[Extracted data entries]
— START —

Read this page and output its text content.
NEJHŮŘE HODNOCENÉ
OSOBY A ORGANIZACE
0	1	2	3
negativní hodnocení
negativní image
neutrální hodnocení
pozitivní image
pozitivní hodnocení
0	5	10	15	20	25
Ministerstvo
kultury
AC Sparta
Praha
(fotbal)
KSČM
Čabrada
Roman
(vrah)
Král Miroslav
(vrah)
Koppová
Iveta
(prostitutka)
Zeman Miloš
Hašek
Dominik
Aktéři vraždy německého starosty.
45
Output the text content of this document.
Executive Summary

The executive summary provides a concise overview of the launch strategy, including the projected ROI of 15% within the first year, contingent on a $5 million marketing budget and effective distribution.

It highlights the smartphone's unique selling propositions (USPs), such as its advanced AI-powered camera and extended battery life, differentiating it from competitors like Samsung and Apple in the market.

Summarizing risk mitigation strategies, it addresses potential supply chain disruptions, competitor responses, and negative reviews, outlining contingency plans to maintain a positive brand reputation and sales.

— END —
— START —

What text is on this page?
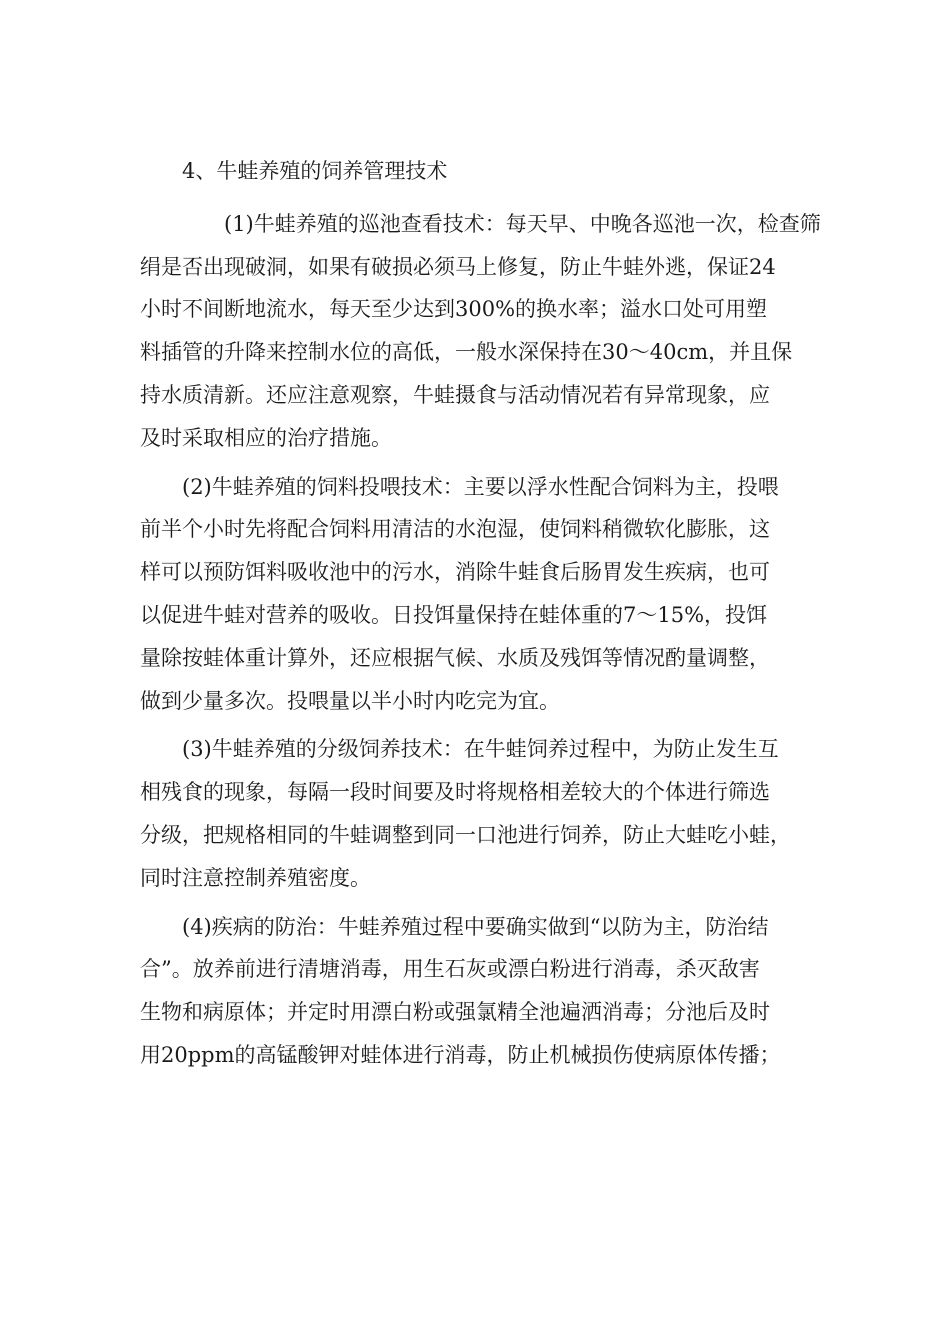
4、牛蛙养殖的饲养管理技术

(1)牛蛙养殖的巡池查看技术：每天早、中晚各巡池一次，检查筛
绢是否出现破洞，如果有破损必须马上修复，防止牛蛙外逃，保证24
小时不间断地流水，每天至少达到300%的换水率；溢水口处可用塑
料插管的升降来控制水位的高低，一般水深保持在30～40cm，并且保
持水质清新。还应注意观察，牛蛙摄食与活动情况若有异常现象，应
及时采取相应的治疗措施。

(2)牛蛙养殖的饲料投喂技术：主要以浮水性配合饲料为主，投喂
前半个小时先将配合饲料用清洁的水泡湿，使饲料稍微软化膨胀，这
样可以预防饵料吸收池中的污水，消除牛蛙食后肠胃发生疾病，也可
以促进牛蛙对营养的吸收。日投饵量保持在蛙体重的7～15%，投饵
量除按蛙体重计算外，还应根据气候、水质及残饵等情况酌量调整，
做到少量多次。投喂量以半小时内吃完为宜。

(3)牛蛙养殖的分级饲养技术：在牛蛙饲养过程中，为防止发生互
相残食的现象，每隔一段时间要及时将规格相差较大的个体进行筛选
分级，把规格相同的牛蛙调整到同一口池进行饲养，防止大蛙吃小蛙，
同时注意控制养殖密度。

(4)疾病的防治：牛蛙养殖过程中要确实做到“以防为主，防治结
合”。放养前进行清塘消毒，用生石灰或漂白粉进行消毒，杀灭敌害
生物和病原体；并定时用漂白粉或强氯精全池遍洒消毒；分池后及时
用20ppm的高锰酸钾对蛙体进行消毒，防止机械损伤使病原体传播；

— END —

Task instructions — Return each line in the records that holds the string "this".

Exercise answer —
Read this page and output its text content.
Output the text content of this document.
What text is on this page?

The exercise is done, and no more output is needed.